Stored items from a collection
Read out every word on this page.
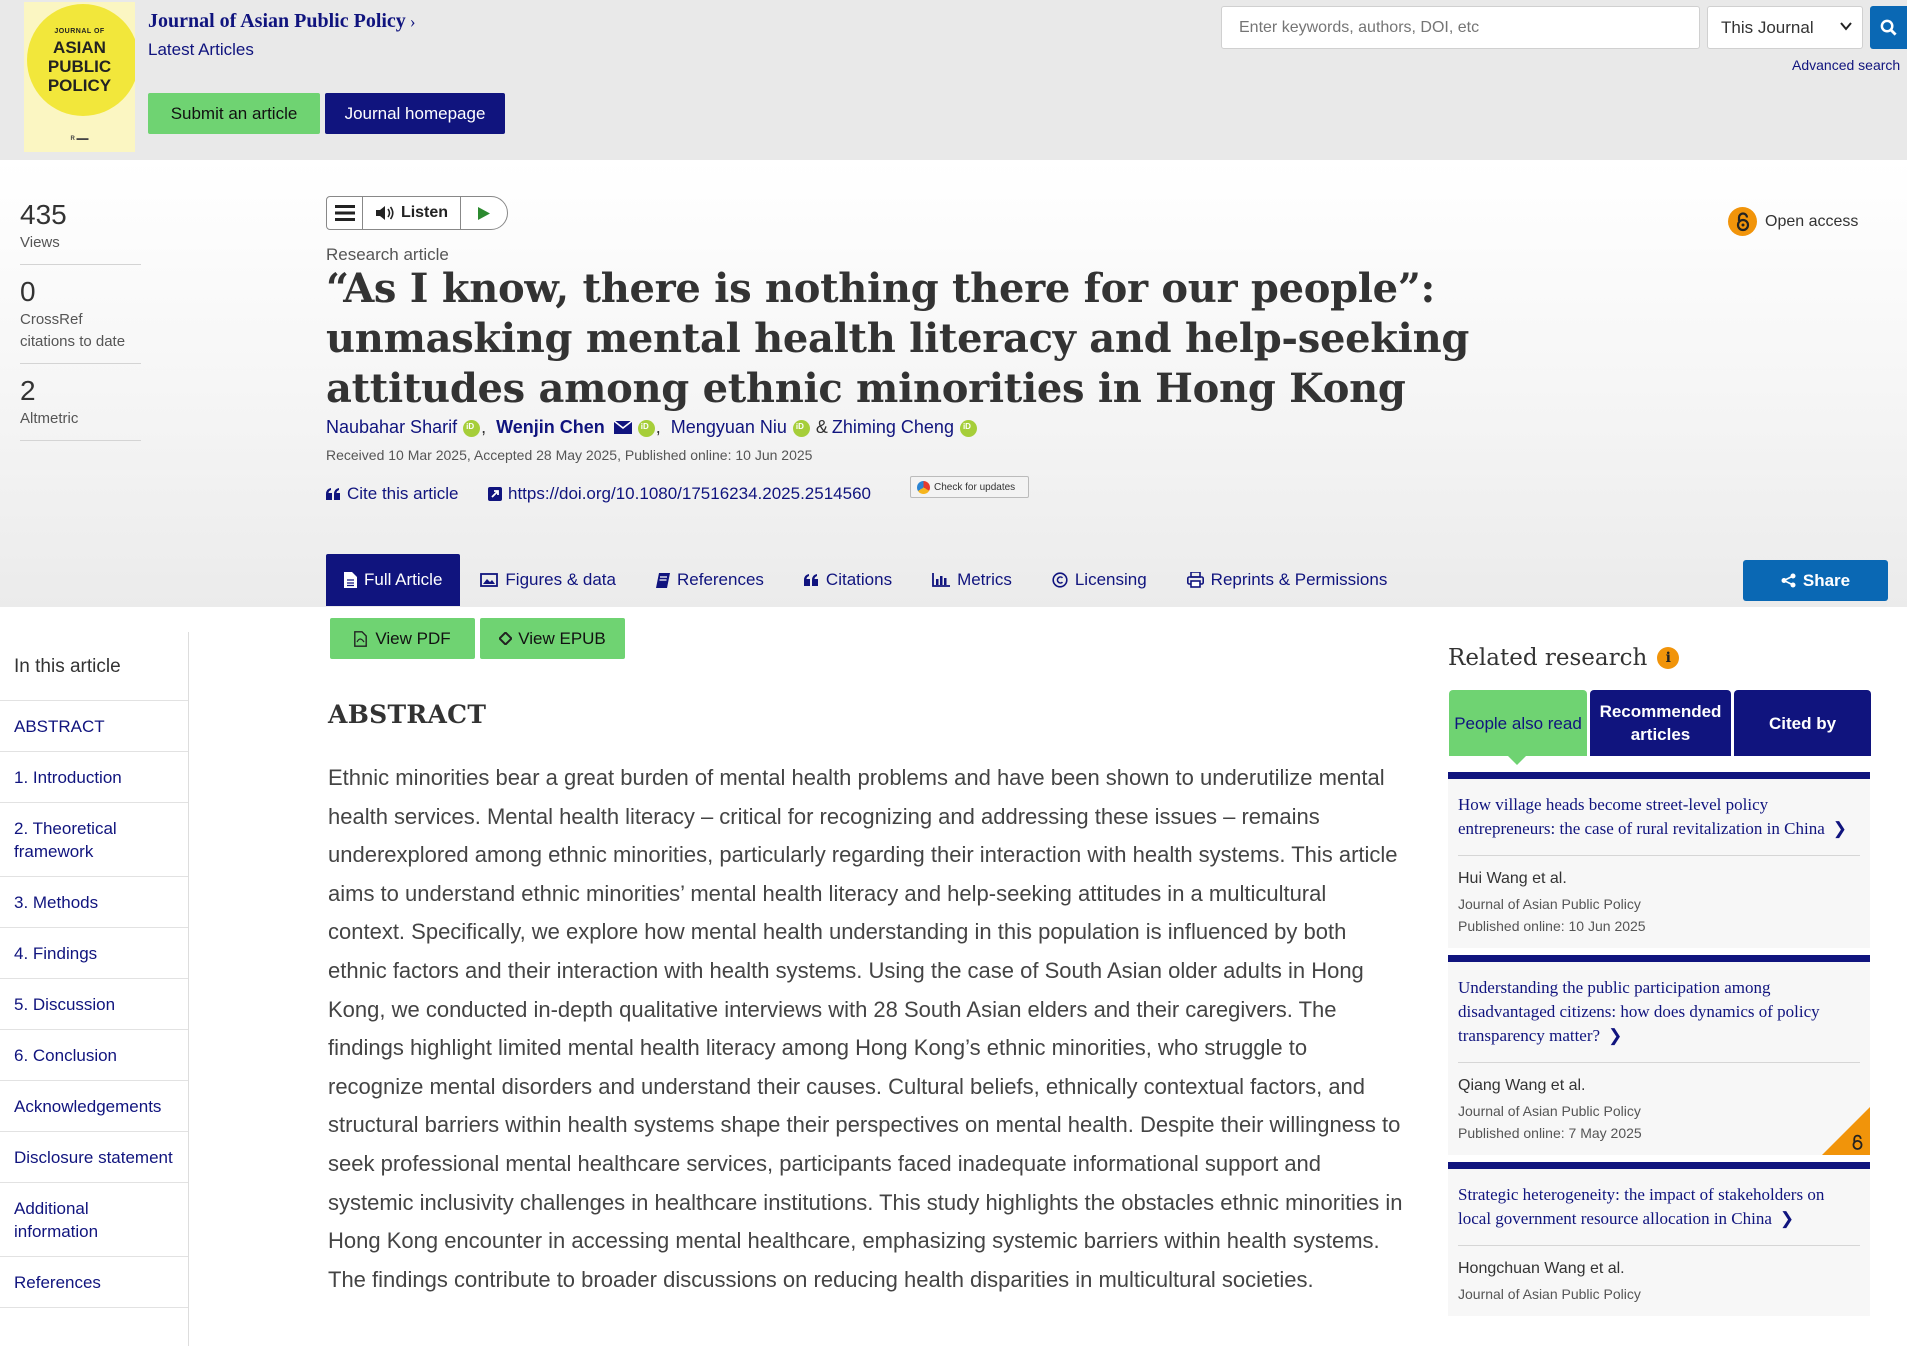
JOURNAL OF
ASIAN
PUBLIC
POLICY
R ▬▬
Journal of Asian Public Policy ›
Latest Articles
Submit an article	Journal homepage
Enter keywords, authors, DOI, etc
This Journal
Advanced search
435
Views
0
CrossRef citations to date
2
Altmetric
Listen	Open access
Research article
“As I know, there is nothing there for our people”: unmasking mental health literacy and help-seeking attitudes among ethnic minorities in Hong Kong
Naubahar Sharif iD , Wenjin Chen iD	, Mengyuan Niu iD & Zhiming Cheng
iD
Received 10 Mar 2025, Accepted 28 May 2025, Published online: 10 Jun 2025
Cite this article	https://doi.org/10.1080/17516234.2025.2514560	Check for updates
Full Article	Figures & data	References	Citations	Metrics	Licensing	Reprints & Permissions	Share
View PDF	View EPUB
In this article
ABSTRACT
1. Introduction
2. Theoretical framework
3. Methods
4. Findings
5. Discussion
6. Conclusion
Acknowledgements
Disclosure statement
Additional information
References
ABSTRACT

Ethnic minorities bear a great burden of mental health problems and have been shown to underutilize mental health services. Mental health literacy – critical for recognizing and addressing these issues – remains underexplored among ethnic minorities, particularly regarding their interaction with health systems. This article aims to understand ethnic minorities’ mental health literacy and help-seeking attitudes in a multicultural context. Specifically, we explore how mental health understanding in this population is influenced by both ethnic factors and their interaction with health systems. Using the case of South Asian older adults in Hong Kong, we conducted in-depth qualitative interviews with 28 South Asian elders and their caregivers. The findings highlight limited mental health literacy among Hong Kong’s ethnic minorities, who struggle to recognize mental disorders and understand their causes. Cultural beliefs, ethnically contextual factors, and structural barriers within health systems shape their perspectives on mental health. Despite their willingness to seek professional mental healthcare services, participants faced inadequate informational support and systemic inclusivity challenges in healthcare institutions. This study highlights the obstacles ethnic minorities in Hong Kong encounter in accessing mental healthcare, emphasizing systemic barriers within health systems. The findings contribute to broader discussions on reducing health disparities in multicultural societies.

Related research	i
People also read
Recommended articles
Cited by
How village heads become street-level policy entrepreneurs: the case of rural revitalization in China ❯
Hui Wang et al.
Journal of Asian Public Policy
Published online: 10 Jun 2025
Understanding the public participation among disadvantaged citizens: how does dynamics of policy transparency matter? ❯
Qiang Wang et al.
Journal of Asian Public Policy
Published online: 7 May 2025
Strategic heterogeneity: the impact of stakeholders on local government resource allocation in China ❯
Hongchuan Wang et al.
Journal of Asian Public Policy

WHAT YOU ARE ASKED TO DO
Pictures are excluded; output everything else in the data verbatim.

EXERCISE ANSWER
Read out every word on this page.
JOURNAL OF
ASIAN
PUBLIC
POLICY
R ▬▬
Journal of Asian Public Policy ›
Latest Articles
Submit an article	Journal homepage
Enter keywords, authors, DOI, etc
This Journal
Advanced search
435
Views
0
CrossRef citations to date
2
Altmetric
Listen	Open access
Research article
“As I know, there is nothing there for our people”: unmasking mental health literacy and help-seeking attitudes among ethnic minorities in Hong Kong
Naubahar Sharif iD , Wenjin Chen iD	, Mengyuan Niu iD & Zhiming Cheng
iD
Received 10 Mar 2025, Accepted 28 May 2025, Published online: 10 Jun 2025
Cite this article	https://doi.org/10.1080/17516234.2025.2514560	Check for updates
Full Article	Figures & data	References	Citations	Metrics	Licensing	Reprints & Permissions	Share
View PDF	View EPUB
In this article
ABSTRACT
1. Introduction
2. Theoretical framework
3. Methods
4. Findings
5. Discussion
6. Conclusion
Acknowledgements
Disclosure statement
Additional information
References
ABSTRACT

Ethnic minorities bear a great burden of mental health problems and have been shown to underutilize mental health services. Mental health literacy – critical for recognizing and addressing these issues – remains underexplored among ethnic minorities, particularly regarding their interaction with health systems. This article aims to understand ethnic minorities’ mental health literacy and help-seeking attitudes in a multicultural context. Specifically, we explore how mental health understanding in this population is influenced by both ethnic factors and their interaction with health systems. Using the case of South Asian older adults in Hong Kong, we conducted in-depth qualitative interviews with 28 South Asian elders and their caregivers. The findings highlight limited mental health literacy among Hong Kong’s ethnic minorities, who struggle to recognize mental disorders and understand their causes. Cultural beliefs, ethnically contextual factors, and structural barriers within health systems shape their perspectives on mental health. Despite their willingness to seek professional mental healthcare services, participants faced inadequate informational support and systemic inclusivity challenges in healthcare institutions. This study highlights the obstacles ethnic minorities in Hong Kong encounter in accessing mental healthcare, emphasizing systemic barriers within health systems. The findings contribute to broader discussions on reducing health disparities in multicultural societies.

Related research	i
People also read
Recommended articles
Cited by
How village heads become street-level policy entrepreneurs: the case of rural revitalization in China ❯
Hui Wang et al.
Journal of Asian Public Policy
Published online: 10 Jun 2025
Understanding the public participation among disadvantaged citizens: how does dynamics of policy transparency matter? ❯
Qiang Wang et al.
Journal of Asian Public Policy
Published online: 7 May 2025
Strategic heterogeneity: the impact of stakeholders on local government resource allocation in China ❯
Hongchuan Wang et al.
Journal of Asian Public Policy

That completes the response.